Provided text
--- START ---

# Tinkerbell



## csilvia9 (Dec 12, 2011)

I am working on Peter Pan and need some help with my Tinkerbell effect. 
Here is my idea so far, Tb is a light on the end of a fishing pole type setup that can be flown around the stage then go behind an object. Then the actor playing Tb just pops up from behind said object.
I am just not sure what the best effect would be. Should I use a cluster of LEDs or just one LED, or flashing lights. I would really love to have more of a fairy dust, twinkly look with a trailing tail of twinkle. LOL does that even make any sense? As usual any suggestions are more that appreciated.


----------



## Les (Dec 12, 2011)

When I did Peter Pan back in High School, Flying By Foy rented us a green laser (They also did our flying effects). The laser was tripod-mounted and projected a rotating loop pattern. Two knobs on the side of the unit controlled speed and size. It was fairly neat and convincing looking once the operator got the hang of it. Best of all, it was extremely simple. When moved in a "flight" pattern, the laser does almost have a blurry trail to it, since your eyes can't focus on such a small object moving so fast (like the computer cursor effect).

From the Flying By Foy website:
"There are many ways in which Tinkerbell has been portrayed over the years. We can help to advise you on the advantages and disadvantages of the various methods. The Sandy Duncan edition of Peter Pan introduced the LASER method to Broadway audiences and it was a hit.

Flying by Foy® currently offers a three-milliwatt Diode Pump Solid-State Green Laser to achieve this effect. The laser is mounted on a heavy-duty tripod and produces a brilliant green oscillating image (bright enough to be clearly seen in daylight against a black background). The size of the image and the oscillating pattern may be easily adjusted from a tiny point of light to whatever size is necessary. It is also quite simple to operate – very much like a small follow spot. Rental prices, including shipping (via FedEx) are available upon request."




http://www.flybyfoy.com/rentals.htm

I believe Hall, ZFX, etc have similar solutions available to rent.

--- END ---

Written task A
Copy the rows from the first one through the line containing "21, 138, 35]", keeping both of those lines.
Written task B
Pick up the forum thread about creating a Tinkerbell effect for Peter Pan from where it stops.

Data shown
--- START ---

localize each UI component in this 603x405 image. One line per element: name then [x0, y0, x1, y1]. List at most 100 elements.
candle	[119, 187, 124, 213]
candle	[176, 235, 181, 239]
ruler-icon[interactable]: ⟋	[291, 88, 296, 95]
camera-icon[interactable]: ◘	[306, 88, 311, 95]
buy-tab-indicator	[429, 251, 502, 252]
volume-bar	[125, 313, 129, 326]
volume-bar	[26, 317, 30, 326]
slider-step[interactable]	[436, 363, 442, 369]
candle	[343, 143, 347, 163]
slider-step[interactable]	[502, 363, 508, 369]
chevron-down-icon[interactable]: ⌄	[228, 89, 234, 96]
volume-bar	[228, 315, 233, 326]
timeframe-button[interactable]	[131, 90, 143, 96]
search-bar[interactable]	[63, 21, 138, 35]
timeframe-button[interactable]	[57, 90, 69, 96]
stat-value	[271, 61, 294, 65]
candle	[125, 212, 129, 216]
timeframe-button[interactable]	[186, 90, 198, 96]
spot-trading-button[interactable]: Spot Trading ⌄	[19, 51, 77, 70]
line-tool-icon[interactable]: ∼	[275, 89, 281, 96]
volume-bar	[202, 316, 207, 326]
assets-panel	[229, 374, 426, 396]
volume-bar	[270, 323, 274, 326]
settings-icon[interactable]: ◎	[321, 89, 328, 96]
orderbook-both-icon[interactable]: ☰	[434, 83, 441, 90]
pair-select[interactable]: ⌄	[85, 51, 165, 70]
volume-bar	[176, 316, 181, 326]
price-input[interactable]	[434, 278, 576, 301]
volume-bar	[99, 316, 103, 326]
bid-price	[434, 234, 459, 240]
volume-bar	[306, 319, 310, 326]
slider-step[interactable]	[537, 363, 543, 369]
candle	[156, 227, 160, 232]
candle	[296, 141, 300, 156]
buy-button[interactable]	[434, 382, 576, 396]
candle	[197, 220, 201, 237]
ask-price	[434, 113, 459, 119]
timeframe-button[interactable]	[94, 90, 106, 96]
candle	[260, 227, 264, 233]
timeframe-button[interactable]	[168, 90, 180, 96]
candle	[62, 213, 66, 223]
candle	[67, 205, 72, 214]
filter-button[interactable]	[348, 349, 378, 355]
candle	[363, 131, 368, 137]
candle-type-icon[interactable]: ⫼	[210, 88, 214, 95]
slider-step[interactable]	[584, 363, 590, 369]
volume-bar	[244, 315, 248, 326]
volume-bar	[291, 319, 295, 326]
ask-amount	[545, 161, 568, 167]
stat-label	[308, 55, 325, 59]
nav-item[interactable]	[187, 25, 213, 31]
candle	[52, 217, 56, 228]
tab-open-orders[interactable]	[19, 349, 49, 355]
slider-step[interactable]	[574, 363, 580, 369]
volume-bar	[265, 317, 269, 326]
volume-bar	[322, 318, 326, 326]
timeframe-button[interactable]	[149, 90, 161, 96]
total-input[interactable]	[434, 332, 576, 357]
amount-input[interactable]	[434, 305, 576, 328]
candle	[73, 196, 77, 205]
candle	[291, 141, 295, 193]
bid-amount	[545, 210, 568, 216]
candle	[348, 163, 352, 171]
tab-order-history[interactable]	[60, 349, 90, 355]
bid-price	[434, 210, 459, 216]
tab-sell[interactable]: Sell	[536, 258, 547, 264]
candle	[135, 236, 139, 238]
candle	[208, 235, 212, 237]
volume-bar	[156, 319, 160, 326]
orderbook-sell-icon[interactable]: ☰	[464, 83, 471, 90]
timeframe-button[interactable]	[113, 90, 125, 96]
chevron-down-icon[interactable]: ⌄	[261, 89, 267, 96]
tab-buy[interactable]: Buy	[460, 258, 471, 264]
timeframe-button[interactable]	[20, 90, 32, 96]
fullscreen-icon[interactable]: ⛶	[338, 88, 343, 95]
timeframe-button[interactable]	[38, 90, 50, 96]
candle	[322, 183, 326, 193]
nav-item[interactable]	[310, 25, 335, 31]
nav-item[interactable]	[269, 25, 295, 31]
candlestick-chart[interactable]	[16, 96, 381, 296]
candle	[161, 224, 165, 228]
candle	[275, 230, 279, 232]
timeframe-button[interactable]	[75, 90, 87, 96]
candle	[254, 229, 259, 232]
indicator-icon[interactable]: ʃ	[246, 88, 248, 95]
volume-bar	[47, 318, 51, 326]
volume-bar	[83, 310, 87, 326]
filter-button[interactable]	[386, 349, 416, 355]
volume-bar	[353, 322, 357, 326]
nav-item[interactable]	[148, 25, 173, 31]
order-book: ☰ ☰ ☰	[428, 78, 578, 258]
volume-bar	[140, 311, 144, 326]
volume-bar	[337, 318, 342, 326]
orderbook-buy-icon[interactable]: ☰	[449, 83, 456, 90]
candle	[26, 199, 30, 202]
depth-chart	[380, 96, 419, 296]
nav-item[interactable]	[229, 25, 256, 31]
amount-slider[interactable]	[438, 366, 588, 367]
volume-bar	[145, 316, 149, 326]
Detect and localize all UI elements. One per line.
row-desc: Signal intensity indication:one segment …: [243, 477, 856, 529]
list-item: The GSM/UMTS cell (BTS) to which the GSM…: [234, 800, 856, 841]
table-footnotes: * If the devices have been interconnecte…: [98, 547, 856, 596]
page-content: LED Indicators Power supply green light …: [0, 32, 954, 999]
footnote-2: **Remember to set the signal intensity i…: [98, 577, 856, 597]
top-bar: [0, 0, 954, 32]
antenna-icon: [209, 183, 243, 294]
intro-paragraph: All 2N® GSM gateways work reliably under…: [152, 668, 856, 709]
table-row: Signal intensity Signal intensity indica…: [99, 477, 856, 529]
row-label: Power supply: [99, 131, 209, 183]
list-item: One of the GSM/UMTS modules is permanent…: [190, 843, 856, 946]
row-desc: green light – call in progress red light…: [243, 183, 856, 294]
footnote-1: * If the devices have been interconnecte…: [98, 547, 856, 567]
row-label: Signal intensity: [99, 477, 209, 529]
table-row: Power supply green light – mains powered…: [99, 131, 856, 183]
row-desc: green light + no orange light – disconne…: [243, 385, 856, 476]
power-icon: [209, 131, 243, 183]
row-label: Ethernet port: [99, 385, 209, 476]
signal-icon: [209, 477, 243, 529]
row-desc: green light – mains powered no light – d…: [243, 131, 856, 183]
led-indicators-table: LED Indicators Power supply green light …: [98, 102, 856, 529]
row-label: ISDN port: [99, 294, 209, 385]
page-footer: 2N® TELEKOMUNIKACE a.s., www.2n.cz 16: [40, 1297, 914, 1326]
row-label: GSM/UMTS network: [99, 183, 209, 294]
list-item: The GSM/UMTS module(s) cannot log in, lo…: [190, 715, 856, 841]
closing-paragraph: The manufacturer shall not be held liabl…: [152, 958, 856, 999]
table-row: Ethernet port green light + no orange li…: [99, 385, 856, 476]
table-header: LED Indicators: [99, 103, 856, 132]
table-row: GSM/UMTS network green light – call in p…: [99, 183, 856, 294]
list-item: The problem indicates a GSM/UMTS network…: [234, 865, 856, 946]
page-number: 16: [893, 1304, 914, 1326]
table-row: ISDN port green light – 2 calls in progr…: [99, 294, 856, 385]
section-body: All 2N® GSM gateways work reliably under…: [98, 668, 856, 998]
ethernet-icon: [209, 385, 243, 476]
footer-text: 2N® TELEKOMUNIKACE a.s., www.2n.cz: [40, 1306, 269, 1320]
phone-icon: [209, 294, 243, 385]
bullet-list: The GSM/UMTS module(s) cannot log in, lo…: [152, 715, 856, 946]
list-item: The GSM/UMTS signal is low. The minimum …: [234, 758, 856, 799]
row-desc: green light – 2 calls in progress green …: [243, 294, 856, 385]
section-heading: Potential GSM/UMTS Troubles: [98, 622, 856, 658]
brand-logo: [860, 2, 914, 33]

--- END ---

Answer A
localize each UI component in this 603x405 image. One line per element: name then [x0, y0, x1, y1]. List at most 100 elements.
candle	[119, 187, 124, 213]
candle	[176, 235, 181, 239]
ruler-icon[interactable]: ⟋	[291, 88, 296, 95]
camera-icon[interactable]: ◘	[306, 88, 311, 95]
buy-tab-indicator	[429, 251, 502, 252]
volume-bar	[125, 313, 129, 326]
volume-bar	[26, 317, 30, 326]
slider-step[interactable]	[436, 363, 442, 369]
candle	[343, 143, 347, 163]
slider-step[interactable]	[502, 363, 508, 369]
chevron-down-icon[interactable]: ⌄	[228, 89, 234, 96]
volume-bar	[228, 315, 233, 326]
timeframe-button[interactable]	[131, 90, 143, 96]
search-bar[interactable]	[63, 21, 138, 35]

Answer B
----------



## rochem (Dec 12, 2011)

There are a million ways to do tinkerbell, and it really depends on your budget. A common way to do it is to put a green laser on a tripod and have an operator move it around from the back of the house. However, you do need to be careful when blocking certain scenes so that your actors don't just walk through tinkerbell. The current tour starring Cathy Rigby uses a pair of Clay Paky Sharpys with the color wheel spinning on full speed for tinkerbell, and it looks quite good. It's actually a really impressive piece of programming on the Ion - it takes a surprising amount of work to make a light jump around the stage in random-looking patterns while still landing at an exact point.


----------



## kiwitechgirl (Dec 13, 2011)

I've said it before, I'll say it again....if Tink has lines or music associated with her, set up a small speaker in the wings, close to the stage. Stretch a balloon over the speaker, and glue bits of mirror to the balloon. Route Tink's lines/music to the speaker, focus a shuttered-down profile (gelled however you like) onto the speaker - and then the sound will cause the balloon to vibrate, darting the light around the stage as the mirrors move - but in sync with the lines/music. It may take some trial and error to get the speaker/profile in the right place, but it will work.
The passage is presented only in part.